▶ **Set problem**:
Answer with nothing except the number of lines that contain the word "ngực".

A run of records
• • • •

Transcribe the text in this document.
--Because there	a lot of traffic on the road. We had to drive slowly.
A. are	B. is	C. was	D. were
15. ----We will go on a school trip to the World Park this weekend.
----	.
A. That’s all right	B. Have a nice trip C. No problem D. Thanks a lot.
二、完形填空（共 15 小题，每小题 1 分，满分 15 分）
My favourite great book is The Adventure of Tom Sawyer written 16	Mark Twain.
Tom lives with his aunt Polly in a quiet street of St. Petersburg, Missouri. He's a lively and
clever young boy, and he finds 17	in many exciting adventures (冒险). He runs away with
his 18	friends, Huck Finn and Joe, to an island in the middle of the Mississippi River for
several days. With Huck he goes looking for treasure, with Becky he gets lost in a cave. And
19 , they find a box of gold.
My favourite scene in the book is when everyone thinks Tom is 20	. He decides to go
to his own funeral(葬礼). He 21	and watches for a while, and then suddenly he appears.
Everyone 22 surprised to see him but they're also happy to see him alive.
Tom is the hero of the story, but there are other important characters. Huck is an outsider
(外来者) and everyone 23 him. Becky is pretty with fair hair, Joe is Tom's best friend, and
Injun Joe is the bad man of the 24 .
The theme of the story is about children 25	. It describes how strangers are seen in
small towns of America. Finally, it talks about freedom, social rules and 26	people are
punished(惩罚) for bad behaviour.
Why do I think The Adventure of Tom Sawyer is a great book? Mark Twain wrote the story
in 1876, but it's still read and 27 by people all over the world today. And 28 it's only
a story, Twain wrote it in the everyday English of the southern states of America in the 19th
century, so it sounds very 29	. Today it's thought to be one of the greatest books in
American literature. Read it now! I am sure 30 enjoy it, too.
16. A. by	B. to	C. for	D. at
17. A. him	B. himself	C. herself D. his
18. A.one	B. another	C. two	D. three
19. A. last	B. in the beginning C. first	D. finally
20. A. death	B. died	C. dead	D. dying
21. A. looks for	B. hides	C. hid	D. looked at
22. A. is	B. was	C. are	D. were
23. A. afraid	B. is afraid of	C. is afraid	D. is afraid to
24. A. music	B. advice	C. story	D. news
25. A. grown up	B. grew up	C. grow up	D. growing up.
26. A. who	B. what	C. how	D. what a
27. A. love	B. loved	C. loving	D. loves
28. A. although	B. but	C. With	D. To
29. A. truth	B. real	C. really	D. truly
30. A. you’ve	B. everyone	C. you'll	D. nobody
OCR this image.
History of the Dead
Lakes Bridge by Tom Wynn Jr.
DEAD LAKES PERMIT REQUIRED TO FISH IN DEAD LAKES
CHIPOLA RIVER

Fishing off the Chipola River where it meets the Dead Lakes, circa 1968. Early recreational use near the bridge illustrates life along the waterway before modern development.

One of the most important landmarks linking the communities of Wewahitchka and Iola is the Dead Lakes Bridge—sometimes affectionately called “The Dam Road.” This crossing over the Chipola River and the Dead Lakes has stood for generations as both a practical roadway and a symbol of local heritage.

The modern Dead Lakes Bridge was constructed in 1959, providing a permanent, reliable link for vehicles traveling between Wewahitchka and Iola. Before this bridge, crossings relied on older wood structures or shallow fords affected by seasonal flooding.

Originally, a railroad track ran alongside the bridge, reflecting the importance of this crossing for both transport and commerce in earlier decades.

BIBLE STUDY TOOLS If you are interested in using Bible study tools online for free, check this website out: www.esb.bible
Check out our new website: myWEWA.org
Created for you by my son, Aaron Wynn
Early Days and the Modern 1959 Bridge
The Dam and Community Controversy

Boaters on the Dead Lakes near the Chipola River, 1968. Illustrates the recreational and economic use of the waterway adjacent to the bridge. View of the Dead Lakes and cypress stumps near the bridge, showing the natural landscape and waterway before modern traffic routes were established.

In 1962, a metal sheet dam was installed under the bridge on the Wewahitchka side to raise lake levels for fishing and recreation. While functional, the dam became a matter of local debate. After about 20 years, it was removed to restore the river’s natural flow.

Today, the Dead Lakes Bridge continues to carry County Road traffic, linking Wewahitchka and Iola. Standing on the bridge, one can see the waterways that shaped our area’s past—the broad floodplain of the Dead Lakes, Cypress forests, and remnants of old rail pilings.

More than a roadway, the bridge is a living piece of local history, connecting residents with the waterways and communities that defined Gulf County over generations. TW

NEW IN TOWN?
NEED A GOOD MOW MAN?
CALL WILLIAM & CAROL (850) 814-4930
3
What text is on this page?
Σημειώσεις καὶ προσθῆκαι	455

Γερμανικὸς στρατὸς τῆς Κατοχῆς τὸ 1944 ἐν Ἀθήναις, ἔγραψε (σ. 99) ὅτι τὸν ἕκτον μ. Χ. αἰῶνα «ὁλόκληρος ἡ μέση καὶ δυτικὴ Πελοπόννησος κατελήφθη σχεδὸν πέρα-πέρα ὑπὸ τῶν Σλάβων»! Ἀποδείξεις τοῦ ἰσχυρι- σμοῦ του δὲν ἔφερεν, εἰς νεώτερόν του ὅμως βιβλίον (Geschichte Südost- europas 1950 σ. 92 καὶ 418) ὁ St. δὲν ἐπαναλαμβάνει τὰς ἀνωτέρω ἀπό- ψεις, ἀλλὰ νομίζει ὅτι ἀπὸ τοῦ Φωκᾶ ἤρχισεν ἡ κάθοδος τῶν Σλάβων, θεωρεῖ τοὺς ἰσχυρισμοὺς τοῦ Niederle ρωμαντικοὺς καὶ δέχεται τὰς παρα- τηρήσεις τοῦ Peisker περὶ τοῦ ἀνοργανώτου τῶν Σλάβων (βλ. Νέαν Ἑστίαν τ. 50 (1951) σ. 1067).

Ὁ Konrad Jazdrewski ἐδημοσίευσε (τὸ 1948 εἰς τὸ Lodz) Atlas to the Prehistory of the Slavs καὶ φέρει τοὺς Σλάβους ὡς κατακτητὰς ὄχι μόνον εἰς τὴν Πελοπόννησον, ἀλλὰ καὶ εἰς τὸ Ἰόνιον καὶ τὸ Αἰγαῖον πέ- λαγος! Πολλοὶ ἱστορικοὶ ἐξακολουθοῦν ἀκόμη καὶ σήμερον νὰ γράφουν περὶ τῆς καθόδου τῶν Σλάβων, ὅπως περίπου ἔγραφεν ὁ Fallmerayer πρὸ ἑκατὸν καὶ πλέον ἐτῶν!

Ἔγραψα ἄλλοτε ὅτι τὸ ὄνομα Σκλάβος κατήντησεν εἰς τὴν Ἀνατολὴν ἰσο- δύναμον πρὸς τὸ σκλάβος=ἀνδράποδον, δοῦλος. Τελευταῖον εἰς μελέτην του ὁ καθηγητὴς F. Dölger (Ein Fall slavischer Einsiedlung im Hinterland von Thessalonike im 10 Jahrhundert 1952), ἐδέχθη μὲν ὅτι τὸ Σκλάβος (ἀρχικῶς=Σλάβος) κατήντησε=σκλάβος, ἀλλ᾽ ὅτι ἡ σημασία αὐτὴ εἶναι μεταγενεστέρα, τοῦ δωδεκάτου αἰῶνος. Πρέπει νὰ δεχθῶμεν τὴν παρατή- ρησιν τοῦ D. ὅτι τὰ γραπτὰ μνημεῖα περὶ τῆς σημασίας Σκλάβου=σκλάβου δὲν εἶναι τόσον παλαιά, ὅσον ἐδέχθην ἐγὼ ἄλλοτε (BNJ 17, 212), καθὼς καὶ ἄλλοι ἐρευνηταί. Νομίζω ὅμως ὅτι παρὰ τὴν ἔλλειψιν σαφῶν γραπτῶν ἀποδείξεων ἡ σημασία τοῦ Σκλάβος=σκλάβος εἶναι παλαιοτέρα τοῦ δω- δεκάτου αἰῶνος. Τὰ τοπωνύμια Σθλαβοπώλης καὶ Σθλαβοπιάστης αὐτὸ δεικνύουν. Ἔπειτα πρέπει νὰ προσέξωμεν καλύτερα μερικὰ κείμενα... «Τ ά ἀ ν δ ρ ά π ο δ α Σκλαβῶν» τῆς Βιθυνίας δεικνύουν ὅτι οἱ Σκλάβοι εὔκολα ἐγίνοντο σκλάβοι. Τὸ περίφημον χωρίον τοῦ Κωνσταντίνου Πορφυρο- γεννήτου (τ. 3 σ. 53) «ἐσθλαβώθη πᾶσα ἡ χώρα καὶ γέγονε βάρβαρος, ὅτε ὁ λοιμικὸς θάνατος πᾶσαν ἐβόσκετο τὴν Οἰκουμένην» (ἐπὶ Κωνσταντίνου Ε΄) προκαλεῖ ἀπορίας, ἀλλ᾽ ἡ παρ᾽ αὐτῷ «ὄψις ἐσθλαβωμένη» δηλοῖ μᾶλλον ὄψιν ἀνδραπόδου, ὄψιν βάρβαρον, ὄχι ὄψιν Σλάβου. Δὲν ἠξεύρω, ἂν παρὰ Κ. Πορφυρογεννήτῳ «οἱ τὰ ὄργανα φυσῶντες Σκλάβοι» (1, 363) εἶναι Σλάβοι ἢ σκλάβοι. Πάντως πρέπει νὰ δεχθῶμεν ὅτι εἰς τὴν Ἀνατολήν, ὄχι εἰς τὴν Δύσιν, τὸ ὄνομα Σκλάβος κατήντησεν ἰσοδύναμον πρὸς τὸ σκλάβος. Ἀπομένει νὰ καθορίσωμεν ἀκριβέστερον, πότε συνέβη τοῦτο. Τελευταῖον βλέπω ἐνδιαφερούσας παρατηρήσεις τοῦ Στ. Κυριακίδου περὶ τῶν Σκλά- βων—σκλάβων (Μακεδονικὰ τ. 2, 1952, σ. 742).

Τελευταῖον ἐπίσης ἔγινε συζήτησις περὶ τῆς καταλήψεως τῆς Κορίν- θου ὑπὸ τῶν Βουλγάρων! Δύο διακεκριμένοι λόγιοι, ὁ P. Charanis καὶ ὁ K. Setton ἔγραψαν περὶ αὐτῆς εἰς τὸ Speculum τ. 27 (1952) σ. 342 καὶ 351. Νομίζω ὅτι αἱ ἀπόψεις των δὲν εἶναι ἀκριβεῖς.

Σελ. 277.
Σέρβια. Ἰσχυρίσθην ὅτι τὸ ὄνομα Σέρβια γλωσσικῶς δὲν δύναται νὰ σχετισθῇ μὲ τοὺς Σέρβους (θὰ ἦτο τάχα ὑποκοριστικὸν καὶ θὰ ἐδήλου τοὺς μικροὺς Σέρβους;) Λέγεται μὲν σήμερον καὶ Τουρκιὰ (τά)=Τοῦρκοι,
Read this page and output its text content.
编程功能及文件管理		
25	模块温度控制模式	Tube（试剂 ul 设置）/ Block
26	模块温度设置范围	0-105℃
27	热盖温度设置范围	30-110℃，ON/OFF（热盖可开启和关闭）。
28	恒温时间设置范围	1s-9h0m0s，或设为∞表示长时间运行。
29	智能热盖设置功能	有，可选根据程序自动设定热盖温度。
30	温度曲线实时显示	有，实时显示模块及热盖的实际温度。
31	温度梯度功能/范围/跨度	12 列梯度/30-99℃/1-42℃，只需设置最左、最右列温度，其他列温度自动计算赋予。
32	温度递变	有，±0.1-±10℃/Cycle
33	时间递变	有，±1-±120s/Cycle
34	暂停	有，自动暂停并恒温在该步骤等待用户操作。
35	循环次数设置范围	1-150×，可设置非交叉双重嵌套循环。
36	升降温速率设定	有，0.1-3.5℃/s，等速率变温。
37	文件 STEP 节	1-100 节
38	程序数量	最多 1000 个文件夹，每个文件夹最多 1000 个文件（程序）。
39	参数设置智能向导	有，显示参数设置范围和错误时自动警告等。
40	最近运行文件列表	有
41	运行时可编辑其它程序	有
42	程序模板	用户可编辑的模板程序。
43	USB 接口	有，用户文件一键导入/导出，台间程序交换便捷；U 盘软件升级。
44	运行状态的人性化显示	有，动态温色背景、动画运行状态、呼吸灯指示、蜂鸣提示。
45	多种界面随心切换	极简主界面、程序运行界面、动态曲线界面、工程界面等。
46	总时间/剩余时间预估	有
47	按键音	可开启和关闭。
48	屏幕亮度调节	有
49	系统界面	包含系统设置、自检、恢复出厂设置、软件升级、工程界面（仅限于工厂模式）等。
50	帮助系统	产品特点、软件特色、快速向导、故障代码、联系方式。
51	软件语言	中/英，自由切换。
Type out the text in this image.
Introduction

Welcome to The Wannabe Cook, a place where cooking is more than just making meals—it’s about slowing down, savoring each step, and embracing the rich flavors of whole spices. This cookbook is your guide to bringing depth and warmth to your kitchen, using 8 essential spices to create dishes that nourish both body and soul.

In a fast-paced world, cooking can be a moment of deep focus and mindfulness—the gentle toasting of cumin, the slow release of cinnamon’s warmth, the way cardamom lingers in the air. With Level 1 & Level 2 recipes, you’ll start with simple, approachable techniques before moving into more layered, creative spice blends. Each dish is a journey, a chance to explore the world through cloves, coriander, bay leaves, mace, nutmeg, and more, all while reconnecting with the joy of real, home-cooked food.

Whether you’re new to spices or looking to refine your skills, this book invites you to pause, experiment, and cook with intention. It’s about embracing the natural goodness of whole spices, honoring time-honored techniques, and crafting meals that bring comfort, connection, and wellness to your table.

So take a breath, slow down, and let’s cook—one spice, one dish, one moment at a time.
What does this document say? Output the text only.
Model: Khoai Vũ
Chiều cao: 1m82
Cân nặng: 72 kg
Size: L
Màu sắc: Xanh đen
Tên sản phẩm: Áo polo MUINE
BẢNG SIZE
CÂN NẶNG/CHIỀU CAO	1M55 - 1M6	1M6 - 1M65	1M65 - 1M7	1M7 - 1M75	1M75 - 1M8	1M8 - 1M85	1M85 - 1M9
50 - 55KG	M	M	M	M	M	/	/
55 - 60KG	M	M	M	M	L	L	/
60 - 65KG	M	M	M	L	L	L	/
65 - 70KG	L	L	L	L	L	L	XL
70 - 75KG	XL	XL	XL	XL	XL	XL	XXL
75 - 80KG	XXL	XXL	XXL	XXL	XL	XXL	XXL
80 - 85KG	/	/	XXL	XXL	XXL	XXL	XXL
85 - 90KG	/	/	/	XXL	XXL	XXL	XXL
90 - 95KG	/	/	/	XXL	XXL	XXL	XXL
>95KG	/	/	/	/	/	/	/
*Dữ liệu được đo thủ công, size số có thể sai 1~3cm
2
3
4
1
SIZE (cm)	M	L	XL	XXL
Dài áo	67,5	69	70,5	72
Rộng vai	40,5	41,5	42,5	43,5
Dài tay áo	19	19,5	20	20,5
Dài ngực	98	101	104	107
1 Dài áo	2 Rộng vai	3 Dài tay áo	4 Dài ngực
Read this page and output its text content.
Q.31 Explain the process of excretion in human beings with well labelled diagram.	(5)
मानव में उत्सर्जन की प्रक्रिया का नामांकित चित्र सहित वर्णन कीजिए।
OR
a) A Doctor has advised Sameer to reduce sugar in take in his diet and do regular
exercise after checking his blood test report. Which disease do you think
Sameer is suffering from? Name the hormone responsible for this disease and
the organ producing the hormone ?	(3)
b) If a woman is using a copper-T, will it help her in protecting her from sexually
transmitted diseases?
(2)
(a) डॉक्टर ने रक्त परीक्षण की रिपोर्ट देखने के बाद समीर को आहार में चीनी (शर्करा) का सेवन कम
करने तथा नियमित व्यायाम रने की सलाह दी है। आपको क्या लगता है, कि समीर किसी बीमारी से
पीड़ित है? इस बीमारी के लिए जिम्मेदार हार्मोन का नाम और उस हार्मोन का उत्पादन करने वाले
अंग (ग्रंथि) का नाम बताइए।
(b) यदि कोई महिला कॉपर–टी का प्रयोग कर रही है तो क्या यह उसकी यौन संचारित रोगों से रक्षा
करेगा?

• • • •

▶ **Answer to the task**:
2